• Required work
Return all lines that include the string "ObjectNotFound".
--- START OF Input records ---
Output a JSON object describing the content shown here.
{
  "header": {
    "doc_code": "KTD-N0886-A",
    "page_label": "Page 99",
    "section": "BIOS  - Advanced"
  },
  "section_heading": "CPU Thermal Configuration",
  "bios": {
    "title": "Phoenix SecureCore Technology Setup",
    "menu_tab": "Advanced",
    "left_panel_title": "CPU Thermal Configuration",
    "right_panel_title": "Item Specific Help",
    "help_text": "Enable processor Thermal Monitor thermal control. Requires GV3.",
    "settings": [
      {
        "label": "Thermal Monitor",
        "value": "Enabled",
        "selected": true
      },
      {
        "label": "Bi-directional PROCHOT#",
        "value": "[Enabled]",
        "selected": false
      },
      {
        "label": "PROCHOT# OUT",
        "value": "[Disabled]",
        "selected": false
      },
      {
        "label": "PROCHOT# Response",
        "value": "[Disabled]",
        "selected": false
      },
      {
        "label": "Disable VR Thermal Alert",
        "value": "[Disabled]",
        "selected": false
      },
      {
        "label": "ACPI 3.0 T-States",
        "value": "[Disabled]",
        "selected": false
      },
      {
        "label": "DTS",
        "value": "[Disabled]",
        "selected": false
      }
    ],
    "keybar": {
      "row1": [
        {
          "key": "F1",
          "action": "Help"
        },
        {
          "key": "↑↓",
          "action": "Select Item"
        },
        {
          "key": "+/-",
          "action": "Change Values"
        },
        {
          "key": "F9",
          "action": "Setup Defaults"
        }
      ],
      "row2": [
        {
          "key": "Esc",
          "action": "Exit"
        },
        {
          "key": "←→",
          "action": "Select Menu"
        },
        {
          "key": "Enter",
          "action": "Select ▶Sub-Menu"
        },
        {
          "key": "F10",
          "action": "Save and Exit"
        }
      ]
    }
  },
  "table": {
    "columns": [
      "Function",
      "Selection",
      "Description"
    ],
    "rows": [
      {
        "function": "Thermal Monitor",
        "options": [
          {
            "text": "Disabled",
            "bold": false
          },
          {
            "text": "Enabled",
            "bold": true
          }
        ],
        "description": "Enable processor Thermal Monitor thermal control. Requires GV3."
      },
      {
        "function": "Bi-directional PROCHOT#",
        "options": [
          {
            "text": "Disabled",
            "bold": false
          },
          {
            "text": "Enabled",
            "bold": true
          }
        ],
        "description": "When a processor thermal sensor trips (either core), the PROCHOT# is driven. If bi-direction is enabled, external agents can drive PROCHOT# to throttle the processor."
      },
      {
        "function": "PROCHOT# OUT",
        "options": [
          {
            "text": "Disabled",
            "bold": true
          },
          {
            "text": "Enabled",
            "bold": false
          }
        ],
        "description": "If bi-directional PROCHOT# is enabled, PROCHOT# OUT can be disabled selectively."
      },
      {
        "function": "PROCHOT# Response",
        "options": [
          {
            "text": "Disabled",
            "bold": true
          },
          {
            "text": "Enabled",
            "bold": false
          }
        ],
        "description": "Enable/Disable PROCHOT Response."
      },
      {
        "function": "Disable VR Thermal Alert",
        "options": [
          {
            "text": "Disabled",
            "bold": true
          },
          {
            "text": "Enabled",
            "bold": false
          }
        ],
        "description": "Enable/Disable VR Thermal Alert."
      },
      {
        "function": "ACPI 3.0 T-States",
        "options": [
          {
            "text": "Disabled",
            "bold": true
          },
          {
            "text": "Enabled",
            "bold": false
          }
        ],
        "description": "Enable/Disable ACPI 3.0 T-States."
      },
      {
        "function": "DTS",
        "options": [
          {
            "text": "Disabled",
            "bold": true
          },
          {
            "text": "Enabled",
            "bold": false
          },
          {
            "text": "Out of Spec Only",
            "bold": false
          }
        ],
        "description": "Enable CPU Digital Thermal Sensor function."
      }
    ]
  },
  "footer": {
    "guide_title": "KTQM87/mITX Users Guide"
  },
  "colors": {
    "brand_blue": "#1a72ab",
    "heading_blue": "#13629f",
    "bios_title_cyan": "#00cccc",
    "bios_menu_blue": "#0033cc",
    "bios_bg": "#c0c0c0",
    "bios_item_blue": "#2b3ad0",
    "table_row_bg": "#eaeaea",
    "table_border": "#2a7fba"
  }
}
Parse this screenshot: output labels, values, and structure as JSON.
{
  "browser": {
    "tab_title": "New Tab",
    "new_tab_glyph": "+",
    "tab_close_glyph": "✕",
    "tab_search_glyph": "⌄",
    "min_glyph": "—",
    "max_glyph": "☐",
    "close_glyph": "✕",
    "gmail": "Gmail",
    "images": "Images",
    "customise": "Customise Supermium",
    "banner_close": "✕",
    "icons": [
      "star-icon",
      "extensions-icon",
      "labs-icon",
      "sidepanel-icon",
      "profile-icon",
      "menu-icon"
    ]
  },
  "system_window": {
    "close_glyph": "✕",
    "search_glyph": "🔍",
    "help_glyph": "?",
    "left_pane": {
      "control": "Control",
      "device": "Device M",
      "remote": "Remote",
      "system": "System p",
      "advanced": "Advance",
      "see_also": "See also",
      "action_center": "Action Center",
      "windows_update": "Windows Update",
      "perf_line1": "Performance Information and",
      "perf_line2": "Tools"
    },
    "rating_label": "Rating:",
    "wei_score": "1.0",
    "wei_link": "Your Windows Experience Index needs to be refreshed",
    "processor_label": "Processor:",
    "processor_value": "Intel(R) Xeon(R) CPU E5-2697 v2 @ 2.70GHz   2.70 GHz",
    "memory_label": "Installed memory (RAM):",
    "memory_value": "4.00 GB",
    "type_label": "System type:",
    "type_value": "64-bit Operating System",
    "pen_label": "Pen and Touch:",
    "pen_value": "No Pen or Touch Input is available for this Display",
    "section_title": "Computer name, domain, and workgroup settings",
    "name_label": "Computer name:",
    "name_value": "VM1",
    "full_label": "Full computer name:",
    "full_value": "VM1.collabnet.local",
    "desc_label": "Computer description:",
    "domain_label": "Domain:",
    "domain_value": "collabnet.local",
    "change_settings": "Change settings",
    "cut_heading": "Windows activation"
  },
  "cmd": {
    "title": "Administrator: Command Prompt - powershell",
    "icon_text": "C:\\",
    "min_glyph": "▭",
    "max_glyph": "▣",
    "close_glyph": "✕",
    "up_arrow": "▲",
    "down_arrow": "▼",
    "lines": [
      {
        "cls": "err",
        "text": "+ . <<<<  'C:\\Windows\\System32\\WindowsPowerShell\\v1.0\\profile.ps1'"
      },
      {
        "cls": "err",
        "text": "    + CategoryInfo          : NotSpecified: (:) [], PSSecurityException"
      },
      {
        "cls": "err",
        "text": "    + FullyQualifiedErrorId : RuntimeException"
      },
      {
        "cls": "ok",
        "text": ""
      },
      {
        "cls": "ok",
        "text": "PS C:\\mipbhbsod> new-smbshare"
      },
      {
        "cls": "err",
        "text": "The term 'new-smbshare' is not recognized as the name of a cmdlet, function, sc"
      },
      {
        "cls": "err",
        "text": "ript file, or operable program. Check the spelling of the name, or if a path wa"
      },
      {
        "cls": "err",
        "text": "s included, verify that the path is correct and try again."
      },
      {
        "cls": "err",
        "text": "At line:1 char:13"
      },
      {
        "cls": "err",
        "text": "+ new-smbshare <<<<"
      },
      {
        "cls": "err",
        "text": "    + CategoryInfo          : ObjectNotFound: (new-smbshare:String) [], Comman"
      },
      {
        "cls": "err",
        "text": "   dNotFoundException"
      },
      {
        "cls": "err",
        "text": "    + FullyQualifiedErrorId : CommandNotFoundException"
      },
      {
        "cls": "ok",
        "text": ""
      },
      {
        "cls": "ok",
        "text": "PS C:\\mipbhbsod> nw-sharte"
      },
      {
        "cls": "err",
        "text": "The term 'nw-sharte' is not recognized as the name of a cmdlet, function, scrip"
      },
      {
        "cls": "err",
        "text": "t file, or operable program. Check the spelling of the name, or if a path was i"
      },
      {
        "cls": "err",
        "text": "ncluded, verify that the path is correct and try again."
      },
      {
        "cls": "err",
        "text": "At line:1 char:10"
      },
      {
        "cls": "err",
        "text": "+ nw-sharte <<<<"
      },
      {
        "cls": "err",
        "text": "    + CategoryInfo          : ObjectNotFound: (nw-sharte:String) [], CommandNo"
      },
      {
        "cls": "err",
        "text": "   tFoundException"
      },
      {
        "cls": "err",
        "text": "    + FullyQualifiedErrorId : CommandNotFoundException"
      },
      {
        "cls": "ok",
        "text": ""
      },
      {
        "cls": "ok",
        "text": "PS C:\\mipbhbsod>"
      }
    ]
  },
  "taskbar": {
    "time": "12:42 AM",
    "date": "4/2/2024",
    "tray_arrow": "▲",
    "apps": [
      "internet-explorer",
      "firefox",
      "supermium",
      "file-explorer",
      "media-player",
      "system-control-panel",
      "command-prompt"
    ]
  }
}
--- END OF Input records ---
• Reply to the exercise
        "text": "    + CategoryInfo          : ObjectNotFound: (new-smbshare:String) [], Comman"
        "text": "    + CategoryInfo          : ObjectNotFound: (nw-sharte:String) [], CommandNo"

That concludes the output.